┌─ GIVEN RECORDS
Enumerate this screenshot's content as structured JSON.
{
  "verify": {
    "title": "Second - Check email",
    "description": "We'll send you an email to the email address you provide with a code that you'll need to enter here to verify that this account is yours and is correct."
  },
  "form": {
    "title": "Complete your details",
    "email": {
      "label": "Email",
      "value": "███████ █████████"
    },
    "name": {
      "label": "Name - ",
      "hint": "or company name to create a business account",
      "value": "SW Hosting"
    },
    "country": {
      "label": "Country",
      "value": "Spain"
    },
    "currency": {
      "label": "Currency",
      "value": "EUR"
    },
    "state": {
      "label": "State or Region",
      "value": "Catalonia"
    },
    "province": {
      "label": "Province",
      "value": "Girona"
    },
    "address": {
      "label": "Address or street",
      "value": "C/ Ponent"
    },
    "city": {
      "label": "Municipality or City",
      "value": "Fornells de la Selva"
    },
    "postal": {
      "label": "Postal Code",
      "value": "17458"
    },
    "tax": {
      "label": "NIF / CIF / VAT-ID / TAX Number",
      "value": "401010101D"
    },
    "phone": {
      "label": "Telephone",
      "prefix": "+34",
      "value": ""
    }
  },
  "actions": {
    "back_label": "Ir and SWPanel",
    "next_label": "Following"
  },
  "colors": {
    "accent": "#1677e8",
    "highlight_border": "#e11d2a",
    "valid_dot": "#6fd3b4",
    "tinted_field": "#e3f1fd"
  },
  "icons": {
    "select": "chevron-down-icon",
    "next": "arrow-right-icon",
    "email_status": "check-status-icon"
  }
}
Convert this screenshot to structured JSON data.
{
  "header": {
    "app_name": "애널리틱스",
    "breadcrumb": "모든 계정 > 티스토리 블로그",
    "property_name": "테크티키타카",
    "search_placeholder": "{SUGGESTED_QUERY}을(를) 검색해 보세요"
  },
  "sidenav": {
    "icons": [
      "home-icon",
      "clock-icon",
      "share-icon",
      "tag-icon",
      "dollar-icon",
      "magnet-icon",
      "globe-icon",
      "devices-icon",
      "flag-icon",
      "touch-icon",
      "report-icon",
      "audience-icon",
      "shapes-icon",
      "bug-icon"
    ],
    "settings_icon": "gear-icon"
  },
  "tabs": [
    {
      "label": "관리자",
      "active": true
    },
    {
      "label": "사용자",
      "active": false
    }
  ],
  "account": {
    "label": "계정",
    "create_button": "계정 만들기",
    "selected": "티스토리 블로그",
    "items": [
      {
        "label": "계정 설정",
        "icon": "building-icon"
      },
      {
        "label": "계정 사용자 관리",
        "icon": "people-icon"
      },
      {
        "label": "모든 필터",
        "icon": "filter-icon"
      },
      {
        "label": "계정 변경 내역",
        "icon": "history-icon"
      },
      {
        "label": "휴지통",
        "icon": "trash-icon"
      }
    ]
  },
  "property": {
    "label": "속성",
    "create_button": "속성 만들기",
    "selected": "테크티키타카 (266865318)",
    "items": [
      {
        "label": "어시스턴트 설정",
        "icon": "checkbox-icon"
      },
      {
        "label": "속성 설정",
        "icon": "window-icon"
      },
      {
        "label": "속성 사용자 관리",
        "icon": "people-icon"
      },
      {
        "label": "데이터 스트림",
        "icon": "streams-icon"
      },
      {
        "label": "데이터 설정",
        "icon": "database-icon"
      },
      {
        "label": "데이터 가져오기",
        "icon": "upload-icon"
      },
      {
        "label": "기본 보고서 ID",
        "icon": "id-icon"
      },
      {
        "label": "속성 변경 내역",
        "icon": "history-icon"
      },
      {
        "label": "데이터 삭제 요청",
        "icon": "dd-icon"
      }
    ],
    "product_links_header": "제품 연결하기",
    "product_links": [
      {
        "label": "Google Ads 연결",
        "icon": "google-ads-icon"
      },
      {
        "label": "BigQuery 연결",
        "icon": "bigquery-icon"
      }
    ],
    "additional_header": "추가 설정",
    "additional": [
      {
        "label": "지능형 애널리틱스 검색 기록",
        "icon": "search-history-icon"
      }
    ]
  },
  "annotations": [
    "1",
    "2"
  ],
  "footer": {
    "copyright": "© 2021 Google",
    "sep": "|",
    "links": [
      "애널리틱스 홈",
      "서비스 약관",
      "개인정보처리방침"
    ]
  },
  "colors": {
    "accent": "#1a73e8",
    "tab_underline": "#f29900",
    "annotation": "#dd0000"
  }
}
└─
■ DIRECTIONS FOR THIS TASK ■
Gather each line of the records holding the string "screenshot".

■ WRITTEN RESPONSE ■
Enumerate this screenshot's content as structured JSON.
Convert this screenshot to structured JSON data.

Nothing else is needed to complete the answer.